From the listing below, pull each line that includes "Microsoft".

** BEGIN Data section **

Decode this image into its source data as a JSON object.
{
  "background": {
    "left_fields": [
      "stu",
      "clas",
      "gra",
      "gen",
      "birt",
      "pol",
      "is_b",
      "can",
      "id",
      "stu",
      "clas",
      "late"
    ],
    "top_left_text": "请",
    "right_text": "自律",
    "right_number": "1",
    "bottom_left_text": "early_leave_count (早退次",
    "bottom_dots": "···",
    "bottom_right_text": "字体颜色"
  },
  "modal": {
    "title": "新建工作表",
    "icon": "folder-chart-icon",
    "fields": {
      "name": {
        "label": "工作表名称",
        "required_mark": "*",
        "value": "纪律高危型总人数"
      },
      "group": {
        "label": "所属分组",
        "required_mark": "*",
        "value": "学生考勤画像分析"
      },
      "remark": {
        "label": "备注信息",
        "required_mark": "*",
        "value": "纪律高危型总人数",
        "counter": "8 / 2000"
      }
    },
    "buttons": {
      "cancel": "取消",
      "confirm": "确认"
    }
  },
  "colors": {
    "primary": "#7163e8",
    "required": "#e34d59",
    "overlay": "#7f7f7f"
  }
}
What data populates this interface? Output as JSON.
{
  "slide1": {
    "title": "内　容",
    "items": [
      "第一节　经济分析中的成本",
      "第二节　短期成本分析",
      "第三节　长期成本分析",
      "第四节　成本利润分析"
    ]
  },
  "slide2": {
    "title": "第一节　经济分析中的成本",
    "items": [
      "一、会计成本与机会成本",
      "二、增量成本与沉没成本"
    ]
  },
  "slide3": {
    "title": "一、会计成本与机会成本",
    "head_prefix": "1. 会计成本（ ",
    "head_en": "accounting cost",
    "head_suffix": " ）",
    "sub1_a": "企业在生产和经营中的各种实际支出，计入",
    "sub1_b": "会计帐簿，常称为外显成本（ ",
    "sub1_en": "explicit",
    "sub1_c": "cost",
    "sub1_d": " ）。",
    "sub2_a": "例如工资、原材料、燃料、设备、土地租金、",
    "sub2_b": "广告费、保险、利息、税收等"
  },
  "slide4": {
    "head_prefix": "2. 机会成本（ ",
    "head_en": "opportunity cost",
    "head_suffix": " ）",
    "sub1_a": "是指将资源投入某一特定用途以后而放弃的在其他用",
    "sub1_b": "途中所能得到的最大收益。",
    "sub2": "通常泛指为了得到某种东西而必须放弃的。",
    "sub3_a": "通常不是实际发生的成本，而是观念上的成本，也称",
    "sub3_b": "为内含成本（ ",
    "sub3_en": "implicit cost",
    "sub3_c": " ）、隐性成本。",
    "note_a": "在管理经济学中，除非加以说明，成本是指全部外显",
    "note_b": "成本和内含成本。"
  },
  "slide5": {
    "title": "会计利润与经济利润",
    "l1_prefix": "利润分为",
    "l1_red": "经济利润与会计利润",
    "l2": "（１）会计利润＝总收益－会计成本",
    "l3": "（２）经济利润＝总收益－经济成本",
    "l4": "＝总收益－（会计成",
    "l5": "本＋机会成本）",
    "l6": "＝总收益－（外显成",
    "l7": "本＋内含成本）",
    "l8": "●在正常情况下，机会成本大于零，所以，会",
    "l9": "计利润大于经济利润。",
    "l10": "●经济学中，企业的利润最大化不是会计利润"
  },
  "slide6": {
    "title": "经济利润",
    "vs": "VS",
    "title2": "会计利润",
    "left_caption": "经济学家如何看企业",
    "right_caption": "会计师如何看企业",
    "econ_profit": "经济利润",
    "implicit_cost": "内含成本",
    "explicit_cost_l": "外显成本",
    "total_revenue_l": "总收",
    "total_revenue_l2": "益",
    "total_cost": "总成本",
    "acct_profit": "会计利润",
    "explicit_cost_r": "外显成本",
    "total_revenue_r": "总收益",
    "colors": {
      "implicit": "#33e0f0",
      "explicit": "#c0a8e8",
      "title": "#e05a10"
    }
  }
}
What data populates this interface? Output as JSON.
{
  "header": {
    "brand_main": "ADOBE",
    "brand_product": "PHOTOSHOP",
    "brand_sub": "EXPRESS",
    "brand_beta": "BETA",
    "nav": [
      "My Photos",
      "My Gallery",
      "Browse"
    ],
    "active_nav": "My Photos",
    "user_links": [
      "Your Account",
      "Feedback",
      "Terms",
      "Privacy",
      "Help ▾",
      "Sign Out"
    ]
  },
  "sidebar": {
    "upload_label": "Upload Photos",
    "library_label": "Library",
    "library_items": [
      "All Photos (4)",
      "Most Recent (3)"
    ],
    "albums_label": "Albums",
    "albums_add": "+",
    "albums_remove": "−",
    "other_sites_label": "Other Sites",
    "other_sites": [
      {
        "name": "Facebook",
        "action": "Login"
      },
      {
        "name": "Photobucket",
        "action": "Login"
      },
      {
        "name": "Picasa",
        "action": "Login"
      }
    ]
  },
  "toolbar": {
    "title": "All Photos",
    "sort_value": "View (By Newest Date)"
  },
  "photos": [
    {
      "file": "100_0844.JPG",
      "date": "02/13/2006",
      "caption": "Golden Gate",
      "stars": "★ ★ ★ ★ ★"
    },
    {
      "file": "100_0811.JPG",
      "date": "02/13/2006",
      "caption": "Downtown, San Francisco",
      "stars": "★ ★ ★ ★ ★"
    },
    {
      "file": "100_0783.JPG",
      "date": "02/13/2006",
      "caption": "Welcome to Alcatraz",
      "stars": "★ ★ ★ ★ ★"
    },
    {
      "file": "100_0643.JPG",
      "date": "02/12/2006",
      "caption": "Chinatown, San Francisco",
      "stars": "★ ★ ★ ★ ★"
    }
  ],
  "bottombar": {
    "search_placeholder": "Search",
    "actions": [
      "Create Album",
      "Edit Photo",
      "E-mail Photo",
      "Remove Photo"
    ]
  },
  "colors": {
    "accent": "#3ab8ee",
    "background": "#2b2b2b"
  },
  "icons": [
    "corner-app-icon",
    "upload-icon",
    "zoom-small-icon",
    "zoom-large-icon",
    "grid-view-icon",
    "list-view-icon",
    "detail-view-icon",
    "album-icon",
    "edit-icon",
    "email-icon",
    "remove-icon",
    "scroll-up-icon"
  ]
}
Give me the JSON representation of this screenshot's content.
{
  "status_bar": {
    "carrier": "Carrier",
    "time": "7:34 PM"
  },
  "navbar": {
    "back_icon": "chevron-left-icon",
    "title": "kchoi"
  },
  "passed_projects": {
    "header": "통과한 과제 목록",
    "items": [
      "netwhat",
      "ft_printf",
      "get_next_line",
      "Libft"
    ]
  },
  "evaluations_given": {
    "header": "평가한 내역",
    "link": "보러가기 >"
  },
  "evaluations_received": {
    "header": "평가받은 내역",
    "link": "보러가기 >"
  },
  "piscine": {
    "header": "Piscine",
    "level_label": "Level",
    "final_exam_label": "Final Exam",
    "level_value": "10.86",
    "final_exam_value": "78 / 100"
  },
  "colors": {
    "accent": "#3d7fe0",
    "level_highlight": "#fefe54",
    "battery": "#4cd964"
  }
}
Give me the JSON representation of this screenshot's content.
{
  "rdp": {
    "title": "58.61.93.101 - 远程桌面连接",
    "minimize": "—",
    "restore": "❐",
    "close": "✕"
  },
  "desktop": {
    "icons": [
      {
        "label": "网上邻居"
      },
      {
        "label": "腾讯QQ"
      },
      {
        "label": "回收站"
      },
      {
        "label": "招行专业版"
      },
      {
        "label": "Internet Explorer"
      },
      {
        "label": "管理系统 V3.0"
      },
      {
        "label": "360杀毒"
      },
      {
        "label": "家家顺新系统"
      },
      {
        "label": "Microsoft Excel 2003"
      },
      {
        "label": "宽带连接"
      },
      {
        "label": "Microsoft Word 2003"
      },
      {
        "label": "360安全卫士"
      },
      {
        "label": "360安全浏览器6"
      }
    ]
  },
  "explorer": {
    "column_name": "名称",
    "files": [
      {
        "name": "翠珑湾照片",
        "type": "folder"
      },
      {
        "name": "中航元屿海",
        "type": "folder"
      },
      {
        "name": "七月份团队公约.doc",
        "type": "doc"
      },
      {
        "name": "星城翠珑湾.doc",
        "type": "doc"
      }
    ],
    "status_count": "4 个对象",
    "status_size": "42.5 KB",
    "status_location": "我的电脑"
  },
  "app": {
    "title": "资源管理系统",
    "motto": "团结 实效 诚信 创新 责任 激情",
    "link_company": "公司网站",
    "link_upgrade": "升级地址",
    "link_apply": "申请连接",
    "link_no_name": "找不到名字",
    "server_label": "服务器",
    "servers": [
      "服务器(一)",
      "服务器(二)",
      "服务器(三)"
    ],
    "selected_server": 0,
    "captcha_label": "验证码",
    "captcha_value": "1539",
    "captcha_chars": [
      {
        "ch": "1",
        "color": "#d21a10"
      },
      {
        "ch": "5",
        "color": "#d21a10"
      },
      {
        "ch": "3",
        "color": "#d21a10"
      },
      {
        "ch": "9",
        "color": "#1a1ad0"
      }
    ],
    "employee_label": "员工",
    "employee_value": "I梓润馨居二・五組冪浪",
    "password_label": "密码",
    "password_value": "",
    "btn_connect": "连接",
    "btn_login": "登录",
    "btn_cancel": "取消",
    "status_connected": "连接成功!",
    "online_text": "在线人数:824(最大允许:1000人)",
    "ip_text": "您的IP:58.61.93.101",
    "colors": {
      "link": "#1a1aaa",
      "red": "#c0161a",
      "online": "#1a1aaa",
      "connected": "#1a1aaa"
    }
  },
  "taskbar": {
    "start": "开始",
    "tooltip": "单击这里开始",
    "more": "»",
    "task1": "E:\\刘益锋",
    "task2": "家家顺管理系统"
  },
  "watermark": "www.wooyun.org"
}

** END Data section **

## Solution for this exercise:
        "label": "Microsoft Excel 2003"
        "label": "Microsoft Word 2003"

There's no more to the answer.